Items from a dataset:
——————

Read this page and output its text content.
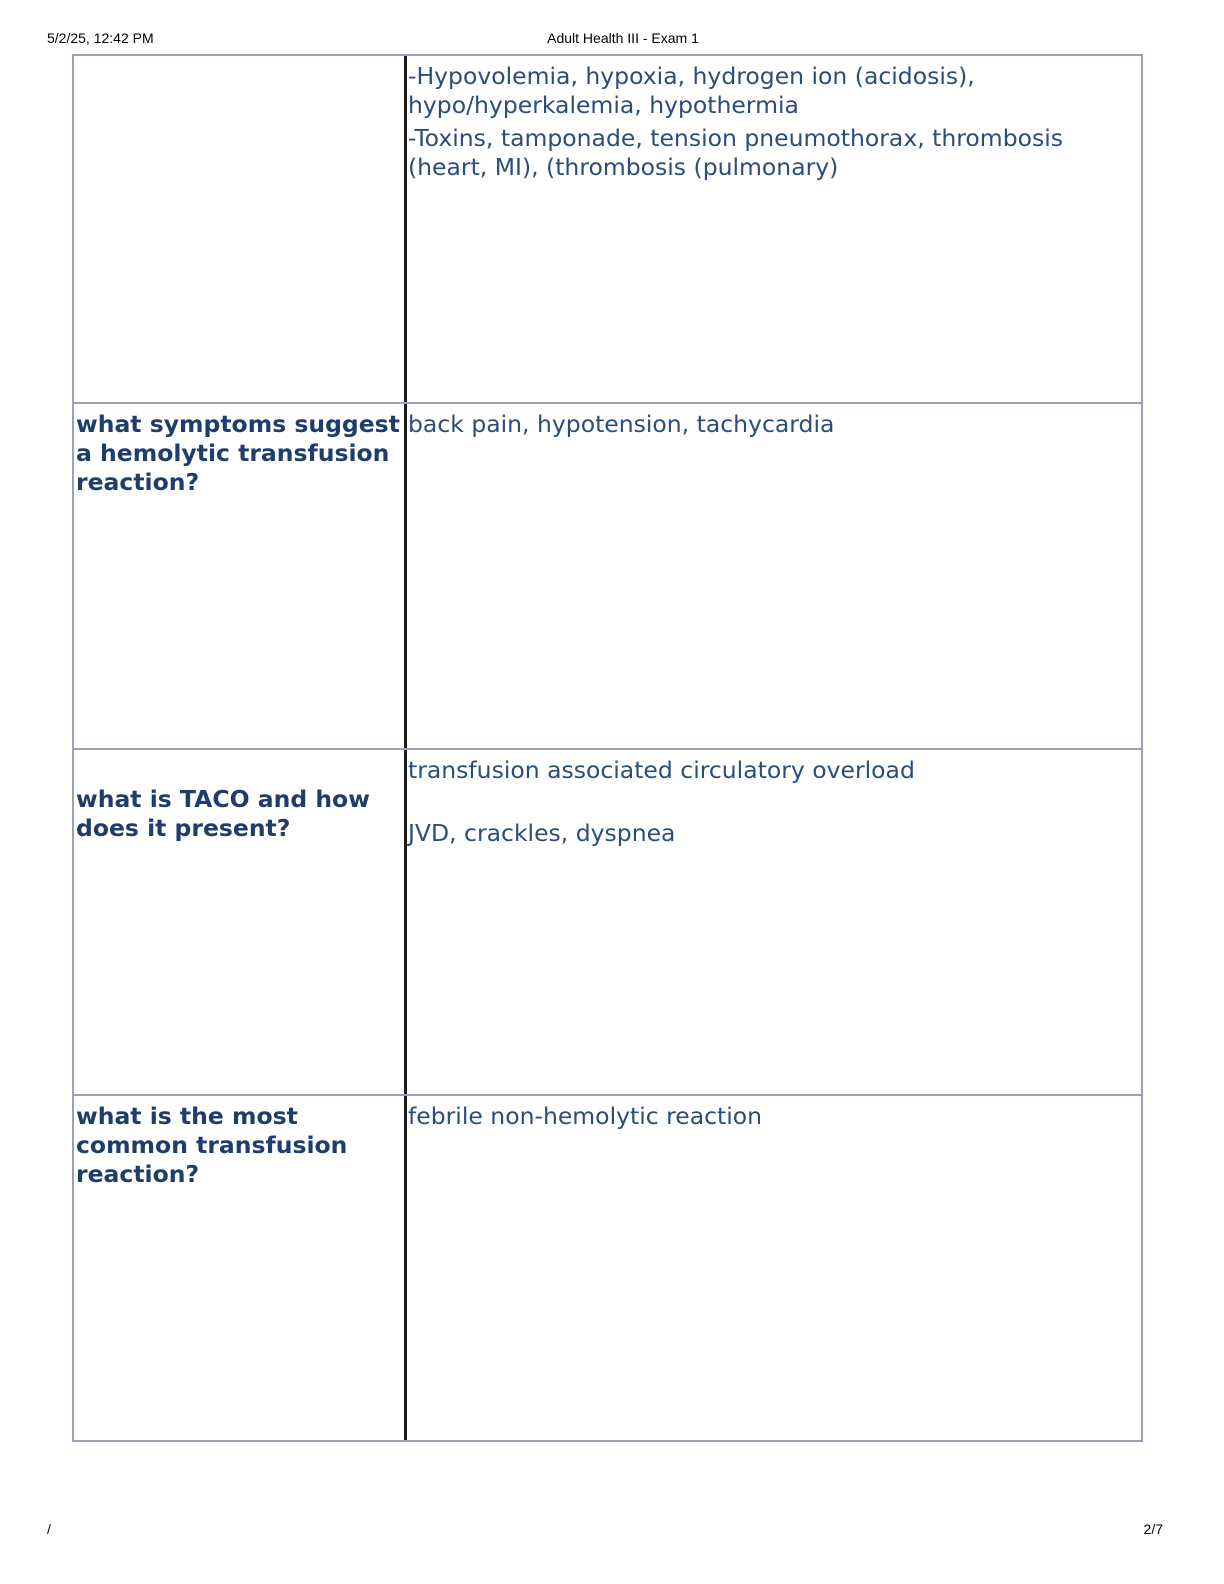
5/2/25, 12:42 PM	Adult Health III - Exam 1

-Hypovolemia, hypoxia, hydrogen ion (acidosis), hypo/hyperkalemia, hypothermia

-Toxins, tamponade, tension pneumothorax, thrombosis (heart, MI), (thrombosis (pulmonary)

what symptoms suggest a hemolytic transfusion reaction?

back pain, hypotension, tachycardia

what is TACO and how does it present?

transfusion associated circulatory overload

JVD, crackles, dyspnea

what is the most common transfusion reaction?

febrile non-hemolytic reaction

/	2/7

——————

The answer must consist of the entries above, reproduced word for word, without any pictures.

- _Solved problem_:
Read this page and output its text content.
5/2/25, 12:42 PM	Adult Health III - Exam 1

-Hypovolemia, hypoxia, hydrogen ion (acidosis), hypo/hyperkalemia, hypothermia

-Toxins, tamponade, tension pneumothorax, thrombosis (heart, MI), (thrombosis (pulmonary)

what symptoms suggest a hemolytic transfusion reaction?

back pain, hypotension, tachycardia

what is TACO and how does it present?

transfusion associated circulatory overload

JVD, crackles, dyspnea

what is the most common transfusion reaction?

febrile non-hemolytic reaction

/	2/7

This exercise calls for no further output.